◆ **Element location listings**

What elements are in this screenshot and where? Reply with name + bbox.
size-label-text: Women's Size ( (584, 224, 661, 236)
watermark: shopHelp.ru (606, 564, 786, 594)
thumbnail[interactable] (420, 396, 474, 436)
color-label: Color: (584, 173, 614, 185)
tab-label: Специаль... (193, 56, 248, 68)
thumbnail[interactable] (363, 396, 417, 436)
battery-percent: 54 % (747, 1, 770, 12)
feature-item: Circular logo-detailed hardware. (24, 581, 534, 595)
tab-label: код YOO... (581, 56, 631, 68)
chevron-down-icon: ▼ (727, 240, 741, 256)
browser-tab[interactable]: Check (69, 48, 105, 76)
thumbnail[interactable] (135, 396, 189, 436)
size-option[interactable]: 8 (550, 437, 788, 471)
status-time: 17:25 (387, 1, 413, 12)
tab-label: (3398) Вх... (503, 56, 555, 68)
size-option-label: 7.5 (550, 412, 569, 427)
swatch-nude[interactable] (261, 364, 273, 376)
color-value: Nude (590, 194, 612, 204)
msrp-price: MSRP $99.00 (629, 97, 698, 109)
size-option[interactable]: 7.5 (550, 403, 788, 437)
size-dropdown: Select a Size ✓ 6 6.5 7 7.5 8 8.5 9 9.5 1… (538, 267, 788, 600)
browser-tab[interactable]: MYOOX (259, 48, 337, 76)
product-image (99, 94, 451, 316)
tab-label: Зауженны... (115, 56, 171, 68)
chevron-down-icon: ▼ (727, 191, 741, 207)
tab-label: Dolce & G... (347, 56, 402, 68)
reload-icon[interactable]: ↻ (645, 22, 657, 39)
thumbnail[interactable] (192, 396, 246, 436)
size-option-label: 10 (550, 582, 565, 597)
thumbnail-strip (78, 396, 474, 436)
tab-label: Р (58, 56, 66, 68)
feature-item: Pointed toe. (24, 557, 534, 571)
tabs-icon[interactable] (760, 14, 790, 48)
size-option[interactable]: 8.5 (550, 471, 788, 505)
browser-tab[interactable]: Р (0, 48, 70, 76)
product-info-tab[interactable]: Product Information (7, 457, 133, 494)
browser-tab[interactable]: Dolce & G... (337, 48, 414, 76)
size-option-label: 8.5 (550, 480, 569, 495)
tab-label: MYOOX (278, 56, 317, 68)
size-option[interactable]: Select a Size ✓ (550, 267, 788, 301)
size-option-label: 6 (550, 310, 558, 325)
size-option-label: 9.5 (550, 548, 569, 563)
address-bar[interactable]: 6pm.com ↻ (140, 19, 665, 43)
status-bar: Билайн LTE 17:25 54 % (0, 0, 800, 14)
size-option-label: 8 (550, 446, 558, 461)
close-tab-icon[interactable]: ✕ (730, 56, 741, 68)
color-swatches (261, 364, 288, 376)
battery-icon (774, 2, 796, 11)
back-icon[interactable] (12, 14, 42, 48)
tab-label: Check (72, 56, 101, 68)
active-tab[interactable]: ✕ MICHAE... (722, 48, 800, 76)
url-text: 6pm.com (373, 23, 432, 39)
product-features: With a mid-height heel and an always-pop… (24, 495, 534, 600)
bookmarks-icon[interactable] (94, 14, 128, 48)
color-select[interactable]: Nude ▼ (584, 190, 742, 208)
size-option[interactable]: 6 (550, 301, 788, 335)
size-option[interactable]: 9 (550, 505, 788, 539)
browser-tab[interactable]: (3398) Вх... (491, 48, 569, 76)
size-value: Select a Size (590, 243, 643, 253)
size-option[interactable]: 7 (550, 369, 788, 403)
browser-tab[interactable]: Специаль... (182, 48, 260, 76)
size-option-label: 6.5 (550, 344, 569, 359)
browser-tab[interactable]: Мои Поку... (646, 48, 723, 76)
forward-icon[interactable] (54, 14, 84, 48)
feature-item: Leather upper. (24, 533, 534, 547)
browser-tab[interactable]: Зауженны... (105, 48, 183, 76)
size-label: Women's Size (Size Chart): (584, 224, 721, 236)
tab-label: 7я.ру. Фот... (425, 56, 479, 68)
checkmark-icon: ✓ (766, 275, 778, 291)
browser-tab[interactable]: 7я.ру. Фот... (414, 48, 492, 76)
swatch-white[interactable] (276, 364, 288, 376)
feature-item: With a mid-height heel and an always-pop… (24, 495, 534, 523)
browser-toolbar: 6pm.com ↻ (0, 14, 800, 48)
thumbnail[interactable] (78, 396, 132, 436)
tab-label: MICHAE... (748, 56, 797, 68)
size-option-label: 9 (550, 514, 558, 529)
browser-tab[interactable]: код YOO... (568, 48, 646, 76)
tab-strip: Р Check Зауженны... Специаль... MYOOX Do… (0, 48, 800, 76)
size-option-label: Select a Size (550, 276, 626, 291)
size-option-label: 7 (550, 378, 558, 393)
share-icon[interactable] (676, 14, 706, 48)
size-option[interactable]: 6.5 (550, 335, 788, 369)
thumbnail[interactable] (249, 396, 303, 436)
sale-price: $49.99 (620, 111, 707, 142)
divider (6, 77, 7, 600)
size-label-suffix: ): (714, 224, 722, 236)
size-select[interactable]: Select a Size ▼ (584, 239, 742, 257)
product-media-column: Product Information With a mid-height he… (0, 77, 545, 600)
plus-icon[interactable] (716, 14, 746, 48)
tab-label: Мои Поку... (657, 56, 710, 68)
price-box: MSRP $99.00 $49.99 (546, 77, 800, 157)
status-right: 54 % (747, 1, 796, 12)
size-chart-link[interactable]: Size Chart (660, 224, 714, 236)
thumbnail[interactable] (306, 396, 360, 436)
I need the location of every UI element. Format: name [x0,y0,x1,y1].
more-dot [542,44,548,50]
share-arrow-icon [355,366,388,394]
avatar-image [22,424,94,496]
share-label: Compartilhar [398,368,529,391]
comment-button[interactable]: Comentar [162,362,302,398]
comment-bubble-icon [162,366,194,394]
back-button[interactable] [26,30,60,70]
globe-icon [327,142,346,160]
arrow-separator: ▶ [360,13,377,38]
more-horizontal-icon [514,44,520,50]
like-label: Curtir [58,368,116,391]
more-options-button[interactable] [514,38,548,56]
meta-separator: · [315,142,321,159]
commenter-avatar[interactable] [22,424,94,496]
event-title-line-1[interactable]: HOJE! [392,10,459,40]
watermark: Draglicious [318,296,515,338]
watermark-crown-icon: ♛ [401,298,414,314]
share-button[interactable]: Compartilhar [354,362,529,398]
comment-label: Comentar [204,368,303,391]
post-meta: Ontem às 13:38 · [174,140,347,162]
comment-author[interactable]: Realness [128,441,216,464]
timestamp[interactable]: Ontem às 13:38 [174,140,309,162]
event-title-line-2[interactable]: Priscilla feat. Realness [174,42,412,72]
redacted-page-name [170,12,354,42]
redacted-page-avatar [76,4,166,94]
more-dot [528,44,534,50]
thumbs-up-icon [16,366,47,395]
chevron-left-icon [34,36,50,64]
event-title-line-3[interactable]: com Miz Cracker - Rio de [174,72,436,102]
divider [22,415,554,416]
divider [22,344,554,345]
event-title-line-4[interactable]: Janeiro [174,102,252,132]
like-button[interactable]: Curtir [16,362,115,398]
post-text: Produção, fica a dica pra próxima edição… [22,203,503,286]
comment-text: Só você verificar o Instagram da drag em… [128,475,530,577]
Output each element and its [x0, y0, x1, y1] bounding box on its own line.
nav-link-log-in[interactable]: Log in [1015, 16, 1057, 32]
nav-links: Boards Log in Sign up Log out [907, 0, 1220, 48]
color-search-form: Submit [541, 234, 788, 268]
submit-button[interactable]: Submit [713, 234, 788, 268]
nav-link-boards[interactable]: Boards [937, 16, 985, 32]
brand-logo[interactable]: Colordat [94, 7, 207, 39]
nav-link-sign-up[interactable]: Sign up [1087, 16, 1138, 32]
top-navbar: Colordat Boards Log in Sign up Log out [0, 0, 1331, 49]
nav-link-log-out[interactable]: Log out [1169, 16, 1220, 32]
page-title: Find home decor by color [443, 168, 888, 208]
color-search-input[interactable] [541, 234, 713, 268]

◆ **Exercise**
Please swap "thumbnail" for "preview" in the rows from the start through the line that has "size-option[interactable]: 7.5 (550, 403, 788, 437)", and give those lines again with nothing else changed.

◆ **Solution to the exercise**
What elements are in this screenshot and where? Reply with name + bbox.
size-label-text: Women's Size ( (584, 224, 661, 236)
watermark: shopHelp.ru (606, 564, 786, 594)
preview[interactable] (420, 396, 474, 436)
color-label: Color: (584, 173, 614, 185)
tab-label: Специаль... (193, 56, 248, 68)
preview[interactable] (363, 396, 417, 436)
battery-percent: 54 % (747, 1, 770, 12)
feature-item: Circular logo-detailed hardware. (24, 581, 534, 595)
tab-label: код YOO... (581, 56, 631, 68)
chevron-down-icon: ▼ (727, 240, 741, 256)
browser-tab[interactable]: Check (69, 48, 105, 76)
preview[interactable] (135, 396, 189, 436)
size-option[interactable]: 8 (550, 437, 788, 471)
status-time: 17:25 (387, 1, 413, 12)
tab-label: (3398) Вх... (503, 56, 555, 68)
size-option-label: 7.5 (550, 412, 569, 427)
swatch-nude[interactable] (261, 364, 273, 376)
color-value: Nude (590, 194, 612, 204)
msrp-price: MSRP $99.00 (629, 97, 698, 109)
size-option[interactable]: 7.5 (550, 403, 788, 437)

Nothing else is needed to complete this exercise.